Written exercise. Reproduce each line exactly, including spacing and punctuation.

Source data:
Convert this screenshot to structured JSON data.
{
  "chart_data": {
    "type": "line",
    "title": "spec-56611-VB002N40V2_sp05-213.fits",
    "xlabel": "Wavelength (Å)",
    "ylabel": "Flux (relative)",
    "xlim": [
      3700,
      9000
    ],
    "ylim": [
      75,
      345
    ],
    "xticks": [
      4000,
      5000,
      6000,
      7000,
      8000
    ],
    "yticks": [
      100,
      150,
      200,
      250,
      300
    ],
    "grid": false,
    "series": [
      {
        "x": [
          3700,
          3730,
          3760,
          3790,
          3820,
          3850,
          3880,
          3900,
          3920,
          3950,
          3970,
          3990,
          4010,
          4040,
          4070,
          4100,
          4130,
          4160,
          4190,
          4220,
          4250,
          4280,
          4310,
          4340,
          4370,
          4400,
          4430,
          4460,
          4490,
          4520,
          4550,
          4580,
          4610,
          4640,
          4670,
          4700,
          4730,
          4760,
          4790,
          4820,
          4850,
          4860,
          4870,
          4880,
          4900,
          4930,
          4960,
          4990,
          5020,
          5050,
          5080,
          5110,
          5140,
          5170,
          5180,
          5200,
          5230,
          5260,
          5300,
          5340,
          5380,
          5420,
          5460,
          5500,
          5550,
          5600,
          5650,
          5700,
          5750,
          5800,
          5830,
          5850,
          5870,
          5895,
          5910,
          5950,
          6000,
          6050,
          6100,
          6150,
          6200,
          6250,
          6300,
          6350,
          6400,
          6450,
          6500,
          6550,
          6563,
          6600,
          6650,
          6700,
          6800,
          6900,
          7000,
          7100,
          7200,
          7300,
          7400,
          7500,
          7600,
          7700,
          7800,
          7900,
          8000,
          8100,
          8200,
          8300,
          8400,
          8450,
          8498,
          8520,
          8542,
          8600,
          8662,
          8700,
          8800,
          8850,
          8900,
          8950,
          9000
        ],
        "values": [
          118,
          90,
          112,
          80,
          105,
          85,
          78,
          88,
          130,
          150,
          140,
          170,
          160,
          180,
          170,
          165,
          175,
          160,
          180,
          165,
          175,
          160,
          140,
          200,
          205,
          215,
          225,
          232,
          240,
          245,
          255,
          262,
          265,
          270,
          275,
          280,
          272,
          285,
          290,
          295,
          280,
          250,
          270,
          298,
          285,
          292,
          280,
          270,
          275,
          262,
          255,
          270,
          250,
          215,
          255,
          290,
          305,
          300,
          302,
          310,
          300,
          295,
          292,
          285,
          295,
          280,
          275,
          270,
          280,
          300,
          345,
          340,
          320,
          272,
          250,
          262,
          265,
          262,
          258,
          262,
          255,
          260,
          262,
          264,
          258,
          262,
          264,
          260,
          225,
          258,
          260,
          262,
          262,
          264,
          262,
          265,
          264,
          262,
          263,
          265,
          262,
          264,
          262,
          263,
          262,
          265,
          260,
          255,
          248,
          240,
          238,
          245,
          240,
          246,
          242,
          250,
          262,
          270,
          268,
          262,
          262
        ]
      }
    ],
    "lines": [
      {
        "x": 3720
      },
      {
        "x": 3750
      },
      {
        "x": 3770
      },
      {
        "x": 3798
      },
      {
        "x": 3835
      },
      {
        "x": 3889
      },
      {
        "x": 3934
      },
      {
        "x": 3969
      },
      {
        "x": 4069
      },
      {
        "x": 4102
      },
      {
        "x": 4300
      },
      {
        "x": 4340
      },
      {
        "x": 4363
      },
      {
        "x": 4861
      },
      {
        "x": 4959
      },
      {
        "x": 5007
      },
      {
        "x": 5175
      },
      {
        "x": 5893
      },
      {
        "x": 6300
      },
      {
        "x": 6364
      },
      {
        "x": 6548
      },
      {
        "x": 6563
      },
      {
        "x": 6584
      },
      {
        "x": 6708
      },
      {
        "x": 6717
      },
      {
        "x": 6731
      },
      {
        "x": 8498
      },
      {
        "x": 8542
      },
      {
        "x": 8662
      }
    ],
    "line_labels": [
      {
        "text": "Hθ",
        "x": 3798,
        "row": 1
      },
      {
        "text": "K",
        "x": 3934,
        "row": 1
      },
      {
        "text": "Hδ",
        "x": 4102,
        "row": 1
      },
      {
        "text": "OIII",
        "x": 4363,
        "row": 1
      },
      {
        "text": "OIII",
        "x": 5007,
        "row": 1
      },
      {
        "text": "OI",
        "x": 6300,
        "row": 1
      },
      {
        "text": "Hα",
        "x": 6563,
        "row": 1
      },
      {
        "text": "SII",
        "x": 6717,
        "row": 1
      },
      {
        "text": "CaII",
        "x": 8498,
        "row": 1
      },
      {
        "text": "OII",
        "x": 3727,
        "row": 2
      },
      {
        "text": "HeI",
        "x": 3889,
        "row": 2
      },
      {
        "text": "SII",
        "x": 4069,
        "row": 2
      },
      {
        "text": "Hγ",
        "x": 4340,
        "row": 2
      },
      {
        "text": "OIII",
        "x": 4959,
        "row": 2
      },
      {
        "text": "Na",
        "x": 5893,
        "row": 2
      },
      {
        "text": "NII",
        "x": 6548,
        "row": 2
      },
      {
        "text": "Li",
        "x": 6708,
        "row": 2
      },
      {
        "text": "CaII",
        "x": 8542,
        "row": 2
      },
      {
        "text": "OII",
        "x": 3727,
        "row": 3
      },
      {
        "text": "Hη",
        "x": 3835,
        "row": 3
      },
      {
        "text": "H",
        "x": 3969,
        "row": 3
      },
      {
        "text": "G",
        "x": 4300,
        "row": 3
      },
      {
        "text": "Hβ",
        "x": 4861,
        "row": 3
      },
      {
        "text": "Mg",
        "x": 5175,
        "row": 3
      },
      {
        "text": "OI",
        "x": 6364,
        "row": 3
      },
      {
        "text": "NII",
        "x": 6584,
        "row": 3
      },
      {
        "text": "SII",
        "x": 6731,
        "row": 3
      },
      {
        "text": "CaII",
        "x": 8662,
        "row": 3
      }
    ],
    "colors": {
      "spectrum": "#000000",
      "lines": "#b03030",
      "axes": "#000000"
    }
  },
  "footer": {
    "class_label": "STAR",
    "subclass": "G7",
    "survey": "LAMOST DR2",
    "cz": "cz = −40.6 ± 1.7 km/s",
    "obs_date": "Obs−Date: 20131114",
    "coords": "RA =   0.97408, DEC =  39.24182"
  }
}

Answer.
Convert this screenshot to structured JSON data.
{
  "chart_data": {
    "type": "line",
    "title": "spec-56611-VB002N40V2_sp05-213.fits",
    "xlabel": "Wavelength (Å)",
    "ylabel": "Flux (relative)",
    "xlim": [
      3700,
      9000
    ],
    "ylim": [
      75,
      345
    ],
    "xticks": [
      4000,
      5000,
      6000,
      7000,
      8000
    ],
    "yticks": [
      100,
      150,
      200,
      250,
      300
    ],
    "grid": false,
    "series": [
      {
        "x": [
          3700,
          3730,
          3760,
          3790,
          3820,
          3850,
          3880,
          3900,
          3920,
          3950,
          3970,
          3990,
          4010,
          4040,
          4070,
          4100,
          4130,
          4160,
          4190,
          4220,
          4250,
          4280,
          4310,
          4340,
          4370,
          4400,
          4430,
          4460,
          4490,
          4520,
          4550,
          4580,
          4610,
          4640,
          4670,
          4700,
          4730,
          4760,
          4790,
          4820,
          4850,
          4860,
          4870,
          4880,
          4900,
          4930,
          4960,
          4990,
          5020,
          5050,
          5080,
          5110,
          5140,
          5170,
          5180,
          5200,
          5230,
          5260,
          5300,
          5340,
          5380,
          5420,
          5460,
          5500,
          5550,
          5600,
          5650,
          5700,
          5750,
          5800,
          5830,
          5850,
          5870,
          5895,
          5910,
          5950,
          6000,
          6050,
          6100,
          6150,
          6200,
          6250,
          6300,
          6350,
          6400,
          6450,
          6500,
          6550,
          6563,
          6600,
          6650,
          6700,
          6800,
          6900,
          7000,
          7100,
          7200,
          7300,
          7400,
          7500,
          7600,
          7700,
          7800,
          7900,
          8000,
          8100,
          8200,
          8300,
          8400,
          8450,
          8498,
          8520,
          8542,
          8600,
          8662,
          8700,
          8800,
          8850,
          8900,
          8950,
          9000
        ],
        "values": [
          118,
          90,
          112,
          80,
          105,
          85,
          78,
          88,
          130,
          150,
          140,
          170,
          160,
          180,
          170,
          165,
          175,
          160,
          180,
          165,
          175,
          160,
          140,
          200,
          205,
          215,
          225,
          232,
          240,
          245,
          255,
          262,
          265,
          270,
          275,
          280,
          272,
          285,
          290,
          295,
          280,
          250,
          270,
          298,
          285,
          292,
          280,
          270,
          275,
          262,
          255,
          270,
          250,
          215,
          255,
          290,
          305,
          300,
          302,
          310,
          300,
          295,
          292,
          285,
          295,
          280,
          275,
          270,
          280,
          300,
          345,
          340,
          320,
          272,
          250,
          262,
          265,
          262,
          258,
          262,
          255,
          260,
          262,
          264,
          258,
          262,
          264,
          260,
          225,
          258,
          260,
          262,
          262,
          264,
          262,
          265,
          264,
          262,
          263,
          265,
          262,
          264,
          262,
          263,
          262,
          265,
          260,
          255,
          248,
          240,
          238,
          245,
          240,
          246,
          242,
          250,
          262,
          270,
          268,
          262,
          262
        ]
      }
    ],
    "lines": [
      {
        "x": 3720
      },
      {
        "x": 3750
      },
      {
        "x": 3770
      },
      {
        "x": 3798
      },
      {
        "x": 3835
      },
      {
        "x": 3889
      },
      {
        "x": 3934
      },
      {
        "x": 3969
      },
      {
        "x": 4069
      },
      {
        "x": 4102
      },
      {
        "x": 4300
      },
      {
        "x": 4340
      },
      {
        "x": 4363
      },
      {
        "x": 4861
      },
      {
        "x": 4959
      },
      {
        "x": 5007
      },
      {
        "x": 5175
      },
      {
        "x": 5893
      },
      {
        "x": 6300
      },
      {
        "x": 6364
      },
      {
        "x": 6548
      },
      {
        "x": 6563
      },
      {
        "x": 6584
      },
      {
        "x": 6708
      },
      {
        "x": 6717
      },
      {
        "x": 6731
      },
      {
        "x": 8498
      },
      {
        "x": 8542
      },
      {
        "x": 8662
      }
    ],
    "line_labels": [
      {
        "text": "Hθ",
        "x": 3798,
        "row": 1
      },
      {
        "text": "K",
        "x": 3934,
        "row": 1
      },
      {
        "text": "Hδ",
        "x": 4102,
        "row": 1
      },
      {
        "text": "OIII",
        "x": 4363,
        "row": 1
      },
      {
        "text": "OIII",
        "x": 5007,
        "row": 1
      },
      {
        "text": "OI",
        "x": 6300,
        "row": 1
      },
      {
        "text": "Hα",
        "x": 6563,
        "row": 1
      },
      {
        "text": "SII",
        "x": 6717,
        "row": 1
      },
      {
        "text": "CaII",
        "x": 8498,
        "row": 1
      },
      {
        "text": "OII",
        "x": 3727,
        "row": 2
      },
      {
        "text": "HeI",
        "x": 3889,
        "row": 2
      },
      {
        "text": "SII",
        "x": 4069,
        "row": 2
      },
      {
        "text": "Hγ",
        "x": 4340,
        "row": 2
      },
      {
        "text": "OIII",
        "x": 4959,
        "row": 2
      },
      {
        "text": "Na",
        "x": 5893,
        "row": 2
      },
      {
        "text": "NII",
        "x": 6548,
        "row": 2
      },
      {
        "text": "Li",
        "x": 6708,
        "row": 2
      },
      {
        "text": "CaII",
        "x": 8542,
        "row": 2
      },
      {
        "text": "OII",
        "x": 3727,
        "row": 3
      },
      {
        "text": "Hη",
        "x": 3835,
        "row": 3
      },
      {
        "text": "H",
        "x": 3969,
        "row": 3
      },
      {
        "text": "G",
        "x": 4300,
        "row": 3
      },
      {
        "text": "Hβ",
        "x": 4861,
        "row": 3
      },
      {
        "text": "Mg",
        "x": 5175,
        "row": 3
      },
      {
        "text": "OI",
        "x": 6364,
        "row": 3
      },
      {
        "text": "NII",
        "x": 6584,
        "row": 3
      },
      {
        "text": "SII",
        "x": 6731,
        "row": 3
      },
      {
        "text": "CaII",
        "x": 8662,
        "row": 3
      }
    ],
    "colors": {
      "spectrum": "#000000",
      "lines": "#b03030",
      "axes": "#000000"
    }
  },
  "footer": {
    "class_label": "STAR",
    "subclass": "G7",
    "survey": "LAMOST DR2",
    "cz": "cz = −40.6 ± 1.7 km/s",
    "obs_date": "Obs−Date: 20131114",
    "coords": "RA =   0.97408, DEC =  39.24182"
  }
}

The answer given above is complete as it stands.